*Problem statement*. Below is a listing to write out in full, exactly as given, without its pictures.

*Information shown*.

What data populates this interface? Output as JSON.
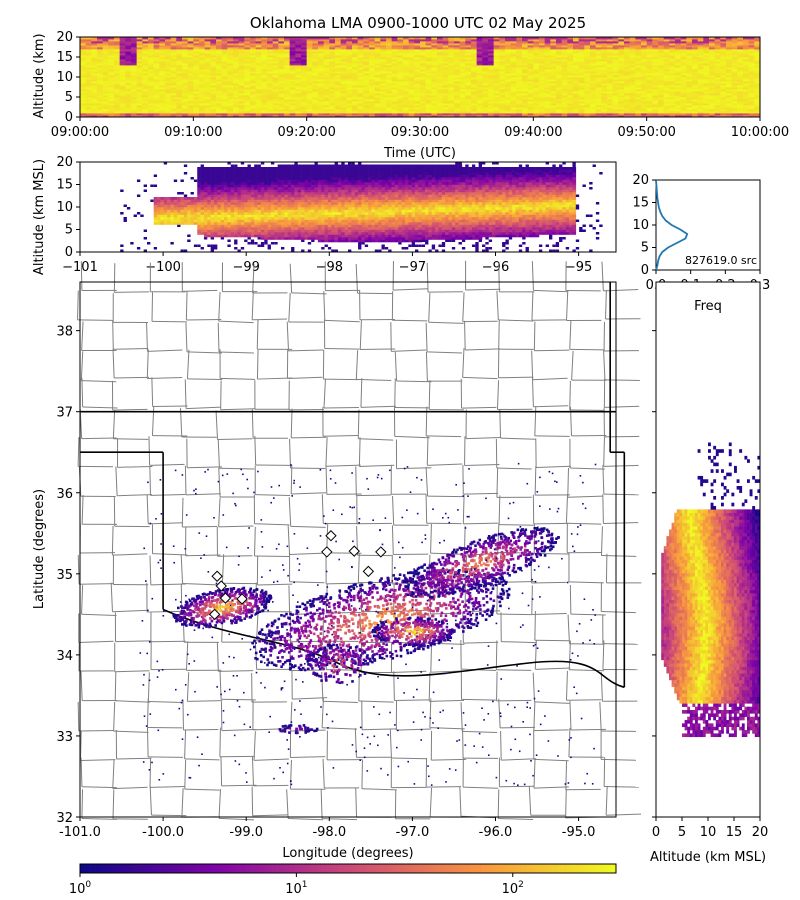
{
  "title": "Oklahoma LMA 0900-1000 UTC 02 May 2025",
  "colors": {
    "low": "#0d0887",
    "mid": "#b52f8c",
    "high": "#f0f921",
    "county_lines": "#808080",
    "state_lines": "#000000",
    "profile_line": "#1f77b4",
    "station_fill": "#ffffff"
  },
  "chart_data": [
    {
      "id": "time-height",
      "type": "heatmap",
      "xlabel": "Time (UTC)",
      "ylabel": "Altitude (km)",
      "xticks": [
        "09:00:00",
        "09:10:00",
        "09:20:00",
        "09:30:00",
        "09:40:00",
        "09:50:00",
        "10:00:00"
      ],
      "yticks": [
        "0",
        "5",
        "10",
        "15",
        "20"
      ],
      "ylim": [
        0,
        20
      ],
      "dense_layer_km": [
        1,
        17
      ],
      "colormap": "plasma"
    },
    {
      "id": "lon-height",
      "type": "heatmap",
      "ylabel": "Altitude (km MSL)",
      "xticks": [
        "-101",
        "-100",
        "-99",
        "-98",
        "-97",
        "-96",
        "-95"
      ],
      "yticks": [
        "0",
        "5",
        "10",
        "15",
        "20"
      ],
      "xlim": [
        -101.0,
        -94.55
      ],
      "ylim": [
        0,
        20
      ],
      "core_layer_km": [
        6,
        10
      ],
      "colormap": "plasma"
    },
    {
      "id": "vertical-profile",
      "type": "line",
      "xlabel": "Freq",
      "xticks": [
        "0.0",
        "0.1",
        "0.2",
        "0.3"
      ],
      "yticks": [
        "0",
        "5",
        "10",
        "15",
        "20"
      ],
      "xlim": [
        0,
        0.3
      ],
      "ylim": [
        0,
        20
      ],
      "annotation": "827619.0 src",
      "series": [
        {
          "altitude": [
            0,
            1,
            2,
            3,
            4,
            5,
            6,
            7,
            8,
            9,
            10,
            11,
            12,
            13,
            14,
            15,
            16,
            17,
            18,
            19,
            20
          ],
          "freq": [
            0.0,
            0.004,
            0.006,
            0.01,
            0.018,
            0.035,
            0.06,
            0.085,
            0.09,
            0.07,
            0.045,
            0.028,
            0.018,
            0.012,
            0.008,
            0.006,
            0.004,
            0.003,
            0.002,
            0.001,
            0.0
          ]
        }
      ]
    },
    {
      "id": "plan-view",
      "type": "heatmap",
      "xlabel": "Longitude (degrees)",
      "ylabel": "Latitude (degrees)",
      "xticks": [
        "-101.0",
        "-100.0",
        "-99.0",
        "-98.0",
        "-97.0",
        "-96.0",
        "-95.0"
      ],
      "yticks": [
        "32",
        "33",
        "34",
        "35",
        "36",
        "37",
        "38"
      ],
      "xlim": [
        -101.0,
        -94.55
      ],
      "ylim": [
        32.0,
        38.6
      ],
      "stations": [
        [
          -99.35,
          34.97
        ],
        [
          -99.3,
          34.85
        ],
        [
          -99.25,
          34.7
        ],
        [
          -99.38,
          34.5
        ],
        [
          -99.05,
          34.69
        ],
        [
          -98.03,
          35.27
        ],
        [
          -97.98,
          35.47
        ],
        [
          -97.7,
          35.28
        ],
        [
          -97.53,
          35.03
        ],
        [
          -97.38,
          35.27
        ]
      ],
      "colormap": "plasma"
    },
    {
      "id": "lat-height",
      "type": "heatmap",
      "xlabel": "Altitude (km MSL)",
      "xticks": [
        "0",
        "5",
        "10",
        "15",
        "20"
      ],
      "xlim": [
        0,
        20
      ],
      "ylim": [
        32.0,
        38.6
      ],
      "colormap": "plasma"
    },
    {
      "id": "colorbar",
      "type": "heatmap",
      "scale": "log",
      "range": [
        1,
        300
      ],
      "ticks": [
        {
          "base": "10",
          "exp": "0"
        },
        {
          "base": "10",
          "exp": "1"
        },
        {
          "base": "10",
          "exp": "2"
        }
      ],
      "colormap": "plasma"
    }
  ]
}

*Final answer*.
What data populates this interface? Output as JSON.
{
  "title": "Oklahoma LMA 0900-1000 UTC 02 May 2025",
  "colors": {
    "low": "#0d0887",
    "mid": "#b52f8c",
    "high": "#f0f921",
    "county_lines": "#808080",
    "state_lines": "#000000",
    "profile_line": "#1f77b4",
    "station_fill": "#ffffff"
  },
  "chart_data": [
    {
      "id": "time-height",
      "type": "heatmap",
      "xlabel": "Time (UTC)",
      "ylabel": "Altitude (km)",
      "xticks": [
        "09:00:00",
        "09:10:00",
        "09:20:00",
        "09:30:00",
        "09:40:00",
        "09:50:00",
        "10:00:00"
      ],
      "yticks": [
        "0",
        "5",
        "10",
        "15",
        "20"
      ],
      "ylim": [
        0,
        20
      ],
      "dense_layer_km": [
        1,
        17
      ],
      "colormap": "plasma"
    },
    {
      "id": "lon-height",
      "type": "heatmap",
      "ylabel": "Altitude (km MSL)",
      "xticks": [
        "-101",
        "-100",
        "-99",
        "-98",
        "-97",
        "-96",
        "-95"
      ],
      "yticks": [
        "0",
        "5",
        "10",
        "15",
        "20"
      ],
      "xlim": [
        -101.0,
        -94.55
      ],
      "ylim": [
        0,
        20
      ],
      "core_layer_km": [
        6,
        10
      ],
      "colormap": "plasma"
    },
    {
      "id": "vertical-profile",
      "type": "line",
      "xlabel": "Freq",
      "xticks": [
        "0.0",
        "0.1",
        "0.2",
        "0.3"
      ],
      "yticks": [
        "0",
        "5",
        "10",
        "15",
        "20"
      ],
      "xlim": [
        0,
        0.3
      ],
      "ylim": [
        0,
        20
      ],
      "annotation": "827619.0 src",
      "series": [
        {
          "altitude": [
            0,
            1,
            2,
            3,
            4,
            5,
            6,
            7,
            8,
            9,
            10,
            11,
            12,
            13,
            14,
            15,
            16,
            17,
            18,
            19,
            20
          ],
          "freq": [
            0.0,
            0.004,
            0.006,
            0.01,
            0.018,
            0.035,
            0.06,
            0.085,
            0.09,
            0.07,
            0.045,
            0.028,
            0.018,
            0.012,
            0.008,
            0.006,
            0.004,
            0.003,
            0.002,
            0.001,
            0.0
          ]
        }
      ]
    },
    {
      "id": "plan-view",
      "type": "heatmap",
      "xlabel": "Longitude (degrees)",
      "ylabel": "Latitude (degrees)",
      "xticks": [
        "-101.0",
        "-100.0",
        "-99.0",
        "-98.0",
        "-97.0",
        "-96.0",
        "-95.0"
      ],
      "yticks": [
        "32",
        "33",
        "34",
        "35",
        "36",
        "37",
        "38"
      ],
      "xlim": [
        -101.0,
        -94.55
      ],
      "ylim": [
        32.0,
        38.6
      ],
      "stations": [
        [
          -99.35,
          34.97
        ],
        [
          -99.3,
          34.85
        ],
        [
          -99.25,
          34.7
        ],
        [
          -99.38,
          34.5
        ],
        [
          -99.05,
          34.69
        ],
        [
          -98.03,
          35.27
        ],
        [
          -97.98,
          35.47
        ],
        [
          -97.7,
          35.28
        ],
        [
          -97.53,
          35.03
        ],
        [
          -97.38,
          35.27
        ]
      ],
      "colormap": "plasma"
    },
    {
      "id": "lat-height",
      "type": "heatmap",
      "xlabel": "Altitude (km MSL)",
      "xticks": [
        "0",
        "5",
        "10",
        "15",
        "20"
      ],
      "xlim": [
        0,
        20
      ],
      "ylim": [
        32.0,
        38.6
      ],
      "colormap": "plasma"
    },
    {
      "id": "colorbar",
      "type": "heatmap",
      "scale": "log",
      "range": [
        1,
        300
      ],
      "ticks": [
        {
          "base": "10",
          "exp": "0"
        },
        {
          "base": "10",
          "exp": "1"
        },
        {
          "base": "10",
          "exp": "2"
        }
      ],
      "colormap": "plasma"
    }
  ]
}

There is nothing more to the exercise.